What follows is a set of records; repeat all of them exactly.
_____
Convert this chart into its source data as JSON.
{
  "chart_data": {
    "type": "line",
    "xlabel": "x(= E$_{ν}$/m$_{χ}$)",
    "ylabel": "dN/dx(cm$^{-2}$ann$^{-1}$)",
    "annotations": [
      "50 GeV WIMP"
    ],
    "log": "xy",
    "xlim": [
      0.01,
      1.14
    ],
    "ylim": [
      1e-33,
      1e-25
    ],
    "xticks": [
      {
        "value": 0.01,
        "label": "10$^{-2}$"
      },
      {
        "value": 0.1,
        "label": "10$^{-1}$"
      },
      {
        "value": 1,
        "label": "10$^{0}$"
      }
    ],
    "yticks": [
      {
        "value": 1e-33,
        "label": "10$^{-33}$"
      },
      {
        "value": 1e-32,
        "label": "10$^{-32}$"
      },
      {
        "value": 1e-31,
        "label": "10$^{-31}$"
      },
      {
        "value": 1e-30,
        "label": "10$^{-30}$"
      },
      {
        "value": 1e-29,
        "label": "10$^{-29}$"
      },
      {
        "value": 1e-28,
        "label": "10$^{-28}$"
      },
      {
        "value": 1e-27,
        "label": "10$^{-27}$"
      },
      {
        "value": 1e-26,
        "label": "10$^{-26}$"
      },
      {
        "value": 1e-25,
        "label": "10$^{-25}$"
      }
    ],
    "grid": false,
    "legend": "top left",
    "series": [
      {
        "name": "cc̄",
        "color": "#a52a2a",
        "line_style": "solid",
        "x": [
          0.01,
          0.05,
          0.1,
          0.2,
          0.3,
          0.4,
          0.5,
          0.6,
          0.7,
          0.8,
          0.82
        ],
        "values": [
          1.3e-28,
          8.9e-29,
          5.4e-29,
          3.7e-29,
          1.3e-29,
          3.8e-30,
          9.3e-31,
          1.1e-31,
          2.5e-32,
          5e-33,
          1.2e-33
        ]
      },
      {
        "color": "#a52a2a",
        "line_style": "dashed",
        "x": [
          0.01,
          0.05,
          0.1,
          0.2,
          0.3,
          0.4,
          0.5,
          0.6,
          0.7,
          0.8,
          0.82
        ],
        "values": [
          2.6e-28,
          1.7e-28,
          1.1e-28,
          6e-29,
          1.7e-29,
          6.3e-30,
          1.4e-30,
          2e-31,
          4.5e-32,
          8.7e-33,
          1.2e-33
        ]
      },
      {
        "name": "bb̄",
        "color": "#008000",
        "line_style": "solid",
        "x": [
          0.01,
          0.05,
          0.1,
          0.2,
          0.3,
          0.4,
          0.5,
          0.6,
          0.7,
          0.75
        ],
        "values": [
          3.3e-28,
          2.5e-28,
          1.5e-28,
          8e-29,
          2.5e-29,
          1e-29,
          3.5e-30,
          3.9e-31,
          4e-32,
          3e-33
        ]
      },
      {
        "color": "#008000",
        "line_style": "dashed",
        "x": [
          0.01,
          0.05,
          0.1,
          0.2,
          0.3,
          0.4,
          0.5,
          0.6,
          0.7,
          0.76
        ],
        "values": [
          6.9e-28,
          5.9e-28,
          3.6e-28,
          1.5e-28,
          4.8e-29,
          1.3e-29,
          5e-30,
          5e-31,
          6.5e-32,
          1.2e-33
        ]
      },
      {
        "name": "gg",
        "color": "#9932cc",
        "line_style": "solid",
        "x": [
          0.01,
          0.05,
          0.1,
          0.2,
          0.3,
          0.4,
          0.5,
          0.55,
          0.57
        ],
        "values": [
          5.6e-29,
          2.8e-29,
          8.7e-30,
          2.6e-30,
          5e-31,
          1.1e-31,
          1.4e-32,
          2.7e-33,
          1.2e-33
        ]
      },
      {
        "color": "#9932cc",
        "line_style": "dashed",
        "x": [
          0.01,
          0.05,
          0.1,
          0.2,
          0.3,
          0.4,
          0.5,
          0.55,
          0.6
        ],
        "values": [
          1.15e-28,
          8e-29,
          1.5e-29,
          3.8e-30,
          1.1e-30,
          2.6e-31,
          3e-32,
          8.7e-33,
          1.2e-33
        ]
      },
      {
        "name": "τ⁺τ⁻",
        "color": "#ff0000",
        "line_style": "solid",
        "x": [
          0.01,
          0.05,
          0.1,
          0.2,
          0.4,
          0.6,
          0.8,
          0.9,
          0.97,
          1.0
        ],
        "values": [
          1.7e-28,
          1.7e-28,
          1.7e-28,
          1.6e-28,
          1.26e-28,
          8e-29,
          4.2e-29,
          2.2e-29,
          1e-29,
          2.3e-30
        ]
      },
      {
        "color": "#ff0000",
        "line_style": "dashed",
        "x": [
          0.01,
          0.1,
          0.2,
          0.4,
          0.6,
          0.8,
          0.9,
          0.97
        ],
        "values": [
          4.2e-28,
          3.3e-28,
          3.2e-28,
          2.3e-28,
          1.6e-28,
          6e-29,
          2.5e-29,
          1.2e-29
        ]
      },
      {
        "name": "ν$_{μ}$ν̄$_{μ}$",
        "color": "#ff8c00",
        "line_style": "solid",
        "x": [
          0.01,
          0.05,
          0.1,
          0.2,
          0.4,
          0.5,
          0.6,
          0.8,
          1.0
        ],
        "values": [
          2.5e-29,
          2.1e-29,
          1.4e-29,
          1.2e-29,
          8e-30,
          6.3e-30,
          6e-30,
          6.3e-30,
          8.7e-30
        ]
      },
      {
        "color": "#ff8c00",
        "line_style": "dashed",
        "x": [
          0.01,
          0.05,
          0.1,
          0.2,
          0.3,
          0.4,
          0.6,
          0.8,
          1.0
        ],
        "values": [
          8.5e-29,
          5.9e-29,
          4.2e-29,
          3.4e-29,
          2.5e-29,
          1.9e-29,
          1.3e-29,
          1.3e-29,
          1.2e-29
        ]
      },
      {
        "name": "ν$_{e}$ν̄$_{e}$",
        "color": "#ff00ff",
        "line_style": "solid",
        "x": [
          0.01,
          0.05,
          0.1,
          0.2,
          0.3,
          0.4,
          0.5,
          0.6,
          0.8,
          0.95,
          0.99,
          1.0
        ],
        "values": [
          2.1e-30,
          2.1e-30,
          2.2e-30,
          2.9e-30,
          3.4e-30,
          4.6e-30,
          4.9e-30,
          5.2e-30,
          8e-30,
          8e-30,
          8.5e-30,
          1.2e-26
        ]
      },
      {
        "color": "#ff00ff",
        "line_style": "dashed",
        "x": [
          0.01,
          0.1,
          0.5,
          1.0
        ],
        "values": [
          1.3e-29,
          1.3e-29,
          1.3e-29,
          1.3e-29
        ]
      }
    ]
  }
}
_____
Answer for the task:
Convert this chart into its source data as JSON.
{
  "chart_data": {
    "type": "line",
    "xlabel": "x(= E$_{ν}$/m$_{χ}$)",
    "ylabel": "dN/dx(cm$^{-2}$ann$^{-1}$)",
    "annotations": [
      "50 GeV WIMP"
    ],
    "log": "xy",
    "xlim": [
      0.01,
      1.14
    ],
    "ylim": [
      1e-33,
      1e-25
    ],
    "xticks": [
      {
        "value": 0.01,
        "label": "10$^{-2}$"
      },
      {
        "value": 0.1,
        "label": "10$^{-1}$"
      },
      {
        "value": 1,
        "label": "10$^{0}$"
      }
    ],
    "yticks": [
      {
        "value": 1e-33,
        "label": "10$^{-33}$"
      },
      {
        "value": 1e-32,
        "label": "10$^{-32}$"
      },
      {
        "value": 1e-31,
        "label": "10$^{-31}$"
      },
      {
        "value": 1e-30,
        "label": "10$^{-30}$"
      },
      {
        "value": 1e-29,
        "label": "10$^{-29}$"
      },
      {
        "value": 1e-28,
        "label": "10$^{-28}$"
      },
      {
        "value": 1e-27,
        "label": "10$^{-27}$"
      },
      {
        "value": 1e-26,
        "label": "10$^{-26}$"
      },
      {
        "value": 1e-25,
        "label": "10$^{-25}$"
      }
    ],
    "grid": false,
    "legend": "top left",
    "series": [
      {
        "name": "cc̄",
        "color": "#a52a2a",
        "line_style": "solid",
        "x": [
          0.01,
          0.05,
          0.1,
          0.2,
          0.3,
          0.4,
          0.5,
          0.6,
          0.7,
          0.8,
          0.82
        ],
        "values": [
          1.3e-28,
          8.9e-29,
          5.4e-29,
          3.7e-29,
          1.3e-29,
          3.8e-30,
          9.3e-31,
          1.1e-31,
          2.5e-32,
          5e-33,
          1.2e-33
        ]
      },
      {
        "color": "#a52a2a",
        "line_style": "dashed",
        "x": [
          0.01,
          0.05,
          0.1,
          0.2,
          0.3,
          0.4,
          0.5,
          0.6,
          0.7,
          0.8,
          0.82
        ],
        "values": [
          2.6e-28,
          1.7e-28,
          1.1e-28,
          6e-29,
          1.7e-29,
          6.3e-30,
          1.4e-30,
          2e-31,
          4.5e-32,
          8.7e-33,
          1.2e-33
        ]
      },
      {
        "name": "bb̄",
        "color": "#008000",
        "line_style": "solid",
        "x": [
          0.01,
          0.05,
          0.1,
          0.2,
          0.3,
          0.4,
          0.5,
          0.6,
          0.7,
          0.75
        ],
        "values": [
          3.3e-28,
          2.5e-28,
          1.5e-28,
          8e-29,
          2.5e-29,
          1e-29,
          3.5e-30,
          3.9e-31,
          4e-32,
          3e-33
        ]
      },
      {
        "color": "#008000",
        "line_style": "dashed",
        "x": [
          0.01,
          0.05,
          0.1,
          0.2,
          0.3,
          0.4,
          0.5,
          0.6,
          0.7,
          0.76
        ],
        "values": [
          6.9e-28,
          5.9e-28,
          3.6e-28,
          1.5e-28,
          4.8e-29,
          1.3e-29,
          5e-30,
          5e-31,
          6.5e-32,
          1.2e-33
        ]
      },
      {
        "name": "gg",
        "color": "#9932cc",
        "line_style": "solid",
        "x": [
          0.01,
          0.05,
          0.1,
          0.2,
          0.3,
          0.4,
          0.5,
          0.55,
          0.57
        ],
        "values": [
          5.6e-29,
          2.8e-29,
          8.7e-30,
          2.6e-30,
          5e-31,
          1.1e-31,
          1.4e-32,
          2.7e-33,
          1.2e-33
        ]
      },
      {
        "color": "#9932cc",
        "line_style": "dashed",
        "x": [
          0.01,
          0.05,
          0.1,
          0.2,
          0.3,
          0.4,
          0.5,
          0.55,
          0.6
        ],
        "values": [
          1.15e-28,
          8e-29,
          1.5e-29,
          3.8e-30,
          1.1e-30,
          2.6e-31,
          3e-32,
          8.7e-33,
          1.2e-33
        ]
      },
      {
        "name": "τ⁺τ⁻",
        "color": "#ff0000",
        "line_style": "solid",
        "x": [
          0.01,
          0.05,
          0.1,
          0.2,
          0.4,
          0.6,
          0.8,
          0.9,
          0.97,
          1.0
        ],
        "values": [
          1.7e-28,
          1.7e-28,
          1.7e-28,
          1.6e-28,
          1.26e-28,
          8e-29,
          4.2e-29,
          2.2e-29,
          1e-29,
          2.3e-30
        ]
      },
      {
        "color": "#ff0000",
        "line_style": "dashed",
        "x": [
          0.01,
          0.1,
          0.2,
          0.4,
          0.6,
          0.8,
          0.9,
          0.97
        ],
        "values": [
          4.2e-28,
          3.3e-28,
          3.2e-28,
          2.3e-28,
          1.6e-28,
          6e-29,
          2.5e-29,
          1.2e-29
        ]
      },
      {
        "name": "ν$_{μ}$ν̄$_{μ}$",
        "color": "#ff8c00",
        "line_style": "solid",
        "x": [
          0.01,
          0.05,
          0.1,
          0.2,
          0.4,
          0.5,
          0.6,
          0.8,
          1.0
        ],
        "values": [
          2.5e-29,
          2.1e-29,
          1.4e-29,
          1.2e-29,
          8e-30,
          6.3e-30,
          6e-30,
          6.3e-30,
          8.7e-30
        ]
      },
      {
        "color": "#ff8c00",
        "line_style": "dashed",
        "x": [
          0.01,
          0.05,
          0.1,
          0.2,
          0.3,
          0.4,
          0.6,
          0.8,
          1.0
        ],
        "values": [
          8.5e-29,
          5.9e-29,
          4.2e-29,
          3.4e-29,
          2.5e-29,
          1.9e-29,
          1.3e-29,
          1.3e-29,
          1.2e-29
        ]
      },
      {
        "name": "ν$_{e}$ν̄$_{e}$",
        "color": "#ff00ff",
        "line_style": "solid",
        "x": [
          0.01,
          0.05,
          0.1,
          0.2,
          0.3,
          0.4,
          0.5,
          0.6,
          0.8,
          0.95,
          0.99,
          1.0
        ],
        "values": [
          2.1e-30,
          2.1e-30,
          2.2e-30,
          2.9e-30,
          3.4e-30,
          4.6e-30,
          4.9e-30,
          5.2e-30,
          8e-30,
          8e-30,
          8.5e-30,
          1.2e-26
        ]
      },
      {
        "color": "#ff00ff",
        "line_style": "dashed",
        "x": [
          0.01,
          0.1,
          0.5,
          1.0
        ],
        "values": [
          1.3e-29,
          1.3e-29,
          1.3e-29,
          1.3e-29
        ]
      }
    ]
  }
}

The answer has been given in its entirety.